* Written request:
Copy out each line that mentions the word "pykrita".

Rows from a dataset
☆ ☆ ☆ ☆ ☆ ☆ ☆

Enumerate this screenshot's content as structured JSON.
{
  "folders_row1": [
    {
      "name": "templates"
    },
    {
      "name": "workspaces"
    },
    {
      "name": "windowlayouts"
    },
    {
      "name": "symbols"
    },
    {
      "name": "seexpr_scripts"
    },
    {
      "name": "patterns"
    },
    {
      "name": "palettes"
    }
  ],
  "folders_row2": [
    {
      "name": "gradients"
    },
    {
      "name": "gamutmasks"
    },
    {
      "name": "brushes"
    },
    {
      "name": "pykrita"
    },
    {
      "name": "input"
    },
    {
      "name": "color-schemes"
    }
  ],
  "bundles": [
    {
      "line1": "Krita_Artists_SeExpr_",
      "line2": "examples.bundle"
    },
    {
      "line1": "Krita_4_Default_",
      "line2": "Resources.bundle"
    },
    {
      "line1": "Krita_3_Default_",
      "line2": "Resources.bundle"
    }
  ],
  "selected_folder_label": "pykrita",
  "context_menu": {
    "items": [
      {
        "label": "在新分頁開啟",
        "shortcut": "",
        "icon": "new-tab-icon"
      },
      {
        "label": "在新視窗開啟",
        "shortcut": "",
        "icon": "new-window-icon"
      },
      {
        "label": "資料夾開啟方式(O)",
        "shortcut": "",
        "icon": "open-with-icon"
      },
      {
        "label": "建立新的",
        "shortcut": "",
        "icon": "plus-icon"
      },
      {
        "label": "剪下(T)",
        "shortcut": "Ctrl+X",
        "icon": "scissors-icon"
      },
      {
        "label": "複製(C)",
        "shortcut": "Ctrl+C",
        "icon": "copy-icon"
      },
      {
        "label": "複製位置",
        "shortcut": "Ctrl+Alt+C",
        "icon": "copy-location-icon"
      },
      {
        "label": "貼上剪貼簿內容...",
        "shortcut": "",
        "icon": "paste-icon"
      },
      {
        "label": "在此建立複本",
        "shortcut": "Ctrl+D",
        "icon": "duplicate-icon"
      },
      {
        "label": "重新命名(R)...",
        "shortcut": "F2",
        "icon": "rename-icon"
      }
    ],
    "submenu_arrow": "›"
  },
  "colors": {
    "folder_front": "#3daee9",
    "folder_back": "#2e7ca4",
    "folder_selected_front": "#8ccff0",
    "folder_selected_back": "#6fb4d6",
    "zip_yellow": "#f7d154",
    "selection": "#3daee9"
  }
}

☆ ☆ ☆ ☆ ☆ ☆ ☆

* Answer in full:
      "name": "pykrita"
  "selected_folder_label": "pykrita",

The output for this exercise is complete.